Les mystères de l'arcane XVII sont ceux du sommeil et de la nuit. Quand nous dormons, notre âme spirituelle s'évade du corps, qui repose, abandonné au fonctionnement automatique de ses organes.

Quelles sont, au cours de la nuit, les occupations du moi dégagé? Ne vivons-nous pas en partie double, incarnés, puis périodiquement émancipés des liens de la chair? Est-il un besoin plus impérieux que celui du sommeil? Nous ne pouvons vivre sans dormir. Nous nous partageons entre deux existences, dont l'une nous est inconnue. Chaque matin nous revenons d'un voyage dont nous ignorons les péripéties. Un écho nous en reste, tout au plus, sous forme de rêve, quand notre cerveau enregistre des images, témoins de notre activité nocturne inconsciente. Nous ne prenons garde à ces réminiscences, révélatrices cependant pour le moins d'émotions provoquées par des troubles fonctionnels. Ce qu'un malade avait rêvé guidait jadis le diagnostic du médecin : dans les temples d'Esculape, où les suppliants venaient dormir, le dieu aimait à montrer en songe aux intéressés le remède propre à les guérir. De nos jours, les sujets endormis se montrent plus particulièrement lucides quant aux soins médicaux qui leur sont nécessaires. Le sommeil est donc une source d'information qui ne doit pas être négligée. Par lui le rideau du mystère s'écarte, pour autoriser quelques furtifs aperçus donnant corps aux trop vagues pressentiments qui nous font deviner un autre monde.

Entrées du jeu de données:

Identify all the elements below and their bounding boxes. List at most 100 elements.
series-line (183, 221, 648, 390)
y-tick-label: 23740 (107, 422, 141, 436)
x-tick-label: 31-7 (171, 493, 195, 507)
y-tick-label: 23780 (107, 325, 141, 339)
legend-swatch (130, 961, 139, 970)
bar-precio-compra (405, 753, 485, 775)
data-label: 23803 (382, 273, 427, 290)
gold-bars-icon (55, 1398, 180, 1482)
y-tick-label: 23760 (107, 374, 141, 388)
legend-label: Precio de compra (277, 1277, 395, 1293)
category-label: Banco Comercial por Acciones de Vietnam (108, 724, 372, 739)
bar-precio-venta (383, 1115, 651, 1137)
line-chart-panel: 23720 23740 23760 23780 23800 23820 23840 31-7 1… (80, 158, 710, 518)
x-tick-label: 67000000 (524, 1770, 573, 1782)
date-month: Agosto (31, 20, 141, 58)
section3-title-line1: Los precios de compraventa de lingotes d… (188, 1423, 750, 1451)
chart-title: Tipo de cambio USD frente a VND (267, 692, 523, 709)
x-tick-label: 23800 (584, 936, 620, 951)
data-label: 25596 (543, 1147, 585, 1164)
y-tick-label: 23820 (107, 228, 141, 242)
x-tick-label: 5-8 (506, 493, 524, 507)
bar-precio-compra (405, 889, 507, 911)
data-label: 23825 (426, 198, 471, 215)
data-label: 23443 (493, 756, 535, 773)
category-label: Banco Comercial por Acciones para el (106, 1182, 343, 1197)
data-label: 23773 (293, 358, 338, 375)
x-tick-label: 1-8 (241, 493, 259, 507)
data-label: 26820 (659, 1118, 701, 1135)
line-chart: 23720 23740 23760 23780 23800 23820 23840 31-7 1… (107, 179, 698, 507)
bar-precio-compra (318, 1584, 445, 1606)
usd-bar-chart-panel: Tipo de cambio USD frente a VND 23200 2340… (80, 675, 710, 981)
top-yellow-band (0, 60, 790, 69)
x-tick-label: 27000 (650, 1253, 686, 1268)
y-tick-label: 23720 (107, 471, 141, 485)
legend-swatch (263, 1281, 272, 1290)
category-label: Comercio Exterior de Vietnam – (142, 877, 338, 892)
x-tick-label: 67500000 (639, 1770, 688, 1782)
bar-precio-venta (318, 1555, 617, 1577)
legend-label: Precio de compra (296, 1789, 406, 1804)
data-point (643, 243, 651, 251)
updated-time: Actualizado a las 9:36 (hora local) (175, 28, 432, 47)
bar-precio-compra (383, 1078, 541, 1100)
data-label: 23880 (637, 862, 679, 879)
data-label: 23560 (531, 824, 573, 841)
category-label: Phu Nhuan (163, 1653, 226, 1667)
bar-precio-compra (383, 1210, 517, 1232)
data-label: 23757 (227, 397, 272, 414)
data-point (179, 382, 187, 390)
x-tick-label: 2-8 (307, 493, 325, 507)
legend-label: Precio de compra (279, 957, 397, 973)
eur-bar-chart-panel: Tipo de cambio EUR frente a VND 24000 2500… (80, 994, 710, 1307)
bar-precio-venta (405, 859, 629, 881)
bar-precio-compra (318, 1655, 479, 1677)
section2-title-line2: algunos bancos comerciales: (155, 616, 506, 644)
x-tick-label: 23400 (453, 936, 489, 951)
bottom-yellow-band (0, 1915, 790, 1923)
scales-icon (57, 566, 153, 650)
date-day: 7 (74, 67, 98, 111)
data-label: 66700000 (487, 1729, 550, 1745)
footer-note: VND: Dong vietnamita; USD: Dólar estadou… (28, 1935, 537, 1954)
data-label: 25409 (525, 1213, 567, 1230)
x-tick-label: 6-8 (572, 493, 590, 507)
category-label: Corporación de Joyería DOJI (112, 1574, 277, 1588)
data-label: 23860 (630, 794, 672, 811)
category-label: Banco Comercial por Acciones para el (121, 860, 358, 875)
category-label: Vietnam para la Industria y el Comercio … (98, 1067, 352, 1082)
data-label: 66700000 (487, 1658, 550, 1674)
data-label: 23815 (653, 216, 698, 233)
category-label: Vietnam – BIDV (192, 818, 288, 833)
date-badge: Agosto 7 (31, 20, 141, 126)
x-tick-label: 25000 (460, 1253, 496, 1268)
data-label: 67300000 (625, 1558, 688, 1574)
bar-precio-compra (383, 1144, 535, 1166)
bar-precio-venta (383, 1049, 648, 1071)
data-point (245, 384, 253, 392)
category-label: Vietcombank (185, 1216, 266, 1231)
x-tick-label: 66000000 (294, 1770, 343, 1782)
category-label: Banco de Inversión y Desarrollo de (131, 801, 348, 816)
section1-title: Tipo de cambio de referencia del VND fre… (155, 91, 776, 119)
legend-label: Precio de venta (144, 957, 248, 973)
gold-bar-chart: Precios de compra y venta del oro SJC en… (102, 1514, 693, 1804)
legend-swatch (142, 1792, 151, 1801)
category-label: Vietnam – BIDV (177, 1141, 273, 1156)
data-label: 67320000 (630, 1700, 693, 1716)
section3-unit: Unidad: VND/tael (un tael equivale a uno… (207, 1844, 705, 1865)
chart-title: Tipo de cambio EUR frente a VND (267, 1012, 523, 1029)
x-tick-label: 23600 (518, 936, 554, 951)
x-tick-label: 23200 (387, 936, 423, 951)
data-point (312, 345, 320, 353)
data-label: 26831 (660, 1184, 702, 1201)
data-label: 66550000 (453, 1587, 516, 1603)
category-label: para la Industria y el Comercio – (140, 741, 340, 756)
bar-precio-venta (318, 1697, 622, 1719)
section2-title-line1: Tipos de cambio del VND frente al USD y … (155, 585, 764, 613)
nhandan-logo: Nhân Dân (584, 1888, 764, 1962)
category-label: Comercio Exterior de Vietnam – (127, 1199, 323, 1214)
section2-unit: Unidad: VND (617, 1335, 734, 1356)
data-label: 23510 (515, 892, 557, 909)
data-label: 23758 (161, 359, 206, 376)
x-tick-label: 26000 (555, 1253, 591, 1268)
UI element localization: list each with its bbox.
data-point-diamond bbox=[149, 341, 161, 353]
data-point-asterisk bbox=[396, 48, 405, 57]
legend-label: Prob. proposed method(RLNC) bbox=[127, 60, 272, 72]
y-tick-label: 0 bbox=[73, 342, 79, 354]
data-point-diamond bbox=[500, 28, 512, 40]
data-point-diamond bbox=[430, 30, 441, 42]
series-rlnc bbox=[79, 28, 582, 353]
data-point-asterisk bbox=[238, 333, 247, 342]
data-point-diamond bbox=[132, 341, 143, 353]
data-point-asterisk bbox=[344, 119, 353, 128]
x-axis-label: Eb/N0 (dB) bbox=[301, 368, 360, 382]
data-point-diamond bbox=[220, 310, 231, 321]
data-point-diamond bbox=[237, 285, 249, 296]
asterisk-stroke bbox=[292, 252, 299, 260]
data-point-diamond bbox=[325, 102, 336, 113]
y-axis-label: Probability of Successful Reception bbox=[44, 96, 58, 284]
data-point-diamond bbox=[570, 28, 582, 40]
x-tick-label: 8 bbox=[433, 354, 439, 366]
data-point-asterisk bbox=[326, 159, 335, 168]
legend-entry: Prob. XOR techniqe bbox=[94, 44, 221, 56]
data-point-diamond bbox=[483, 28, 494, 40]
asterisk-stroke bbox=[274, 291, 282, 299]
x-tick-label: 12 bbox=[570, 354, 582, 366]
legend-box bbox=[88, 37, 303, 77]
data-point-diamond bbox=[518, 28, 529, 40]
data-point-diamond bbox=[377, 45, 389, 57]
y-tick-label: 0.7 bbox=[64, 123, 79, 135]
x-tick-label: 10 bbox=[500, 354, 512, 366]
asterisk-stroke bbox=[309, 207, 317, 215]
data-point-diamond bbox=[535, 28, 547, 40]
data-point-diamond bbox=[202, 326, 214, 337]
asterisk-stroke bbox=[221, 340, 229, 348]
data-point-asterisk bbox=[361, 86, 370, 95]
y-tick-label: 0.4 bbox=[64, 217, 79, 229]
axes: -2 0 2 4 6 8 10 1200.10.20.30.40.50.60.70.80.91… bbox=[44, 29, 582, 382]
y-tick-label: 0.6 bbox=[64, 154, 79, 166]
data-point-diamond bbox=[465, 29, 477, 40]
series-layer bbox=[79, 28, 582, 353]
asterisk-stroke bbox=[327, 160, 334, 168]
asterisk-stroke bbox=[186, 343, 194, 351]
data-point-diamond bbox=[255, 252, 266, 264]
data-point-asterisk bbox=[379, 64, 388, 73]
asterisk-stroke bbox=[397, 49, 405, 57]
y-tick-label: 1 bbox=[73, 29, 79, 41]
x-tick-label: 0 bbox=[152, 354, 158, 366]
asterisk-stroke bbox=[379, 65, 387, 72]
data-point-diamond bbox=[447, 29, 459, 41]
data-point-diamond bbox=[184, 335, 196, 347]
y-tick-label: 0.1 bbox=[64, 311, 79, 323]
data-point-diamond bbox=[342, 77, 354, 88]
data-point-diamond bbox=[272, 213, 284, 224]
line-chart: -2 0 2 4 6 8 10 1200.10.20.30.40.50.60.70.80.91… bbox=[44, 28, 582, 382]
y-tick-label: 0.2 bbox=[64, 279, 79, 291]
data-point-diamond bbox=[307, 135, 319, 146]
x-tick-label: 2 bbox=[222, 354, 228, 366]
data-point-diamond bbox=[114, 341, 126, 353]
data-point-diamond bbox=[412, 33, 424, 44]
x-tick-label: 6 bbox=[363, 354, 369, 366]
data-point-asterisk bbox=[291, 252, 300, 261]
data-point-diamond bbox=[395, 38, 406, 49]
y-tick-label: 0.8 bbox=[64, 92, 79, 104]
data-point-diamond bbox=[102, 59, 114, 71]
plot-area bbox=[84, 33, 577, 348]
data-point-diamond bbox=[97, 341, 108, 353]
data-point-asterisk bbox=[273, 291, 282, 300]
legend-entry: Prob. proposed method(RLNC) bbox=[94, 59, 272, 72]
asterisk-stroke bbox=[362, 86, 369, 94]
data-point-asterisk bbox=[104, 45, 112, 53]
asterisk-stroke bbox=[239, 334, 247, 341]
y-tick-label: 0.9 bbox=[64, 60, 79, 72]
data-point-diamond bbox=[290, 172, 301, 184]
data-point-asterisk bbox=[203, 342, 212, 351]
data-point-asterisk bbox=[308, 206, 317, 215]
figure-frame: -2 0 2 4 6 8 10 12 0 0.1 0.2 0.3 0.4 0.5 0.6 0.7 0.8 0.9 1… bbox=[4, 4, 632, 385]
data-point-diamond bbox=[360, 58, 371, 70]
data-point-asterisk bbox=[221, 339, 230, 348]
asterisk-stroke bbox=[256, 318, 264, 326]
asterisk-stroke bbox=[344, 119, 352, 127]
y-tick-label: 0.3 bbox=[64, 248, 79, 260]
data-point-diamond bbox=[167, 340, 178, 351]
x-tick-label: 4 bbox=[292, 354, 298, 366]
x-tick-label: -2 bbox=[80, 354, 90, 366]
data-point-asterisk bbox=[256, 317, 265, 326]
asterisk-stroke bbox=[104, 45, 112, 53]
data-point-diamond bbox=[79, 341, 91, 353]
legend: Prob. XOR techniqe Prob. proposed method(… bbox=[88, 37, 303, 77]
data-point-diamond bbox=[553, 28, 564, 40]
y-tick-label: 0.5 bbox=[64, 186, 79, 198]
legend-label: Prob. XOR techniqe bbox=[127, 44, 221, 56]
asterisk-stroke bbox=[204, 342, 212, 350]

À FAIRE:
Prolongez l'extrait sur le sommeil et l'arcane XVII en reprenant juste après sa dernière phrase. Les lignes ne jouent aucun rôle ici.

RÉPONSE:
Les rêves ont été les premiers initiateurs de l'humanité.

Que se passe-t-il quand, fermant les yeux le soir à ce qui nous entoure, nous partons dans l'inconnu? Comparons-nous au plongeur, qui, sa tâche terminée, remonte à la surface où il se dépouille de son scaphandre. Quel contraste entre l'opposition du fond de l'eau, où la vue du scaphandrier ne porte qu'à une infime distance, et le vaste horizon lumineux qui se découvre à lui dès qu'il respire à l'air libre ! Mais supposons que tout souvenir d'en haut s'éteigne pour le plongeur revenu à son travail pénible dans la profondeur des eaux. Nous nous représenterons ainsi notre enténèbrement à l'état de veille, comparativement à l'émancipation lumineuse que nous vaut le sommeil. Notre esprit ne s'engourdit pas comme notre corps ; tandis que celui-ci repose, notre intelligence reste incorporellement active. Il en résulte que la nuit porte conseil, en raison de la clairvoyance acquise au dormeur dégagé de la carapace obscurcissante à travers laquelle s'exerce son activité terrestre. Lorsque nous nous endormons préoccupés d'une résolution à prendre ou d'un problème ardu à résoudre, il nous arrive de nous trouver au réveil en présence d'une détermination arrêtée ou de concevoir comme évidente la réponse à la question qui nous tracassait la veille. Tout s'explique par l'intervention de notre petite étoile bleue qui a su interroger ses sueurs plus grandes.

Interprétations divinatoires

    La Femme consolatrice qui relève l'homme accablé par les luttes de l'existence. Ève à qui le Rédempteur est promis. La vie répartie aux créatures. L'âme reliant la Matière à l'Esprit. La Nature en activité. La nuit et ses mystères. Le sommeil et ses révélations. Immortalité. Destinée, prédestination. Idéal que la vie tend à réaliser. Beauté objective. Esthétique. Culte du Beau. Religion de la Vie, sanctifiant ce qui s'y rapporte. Isthar.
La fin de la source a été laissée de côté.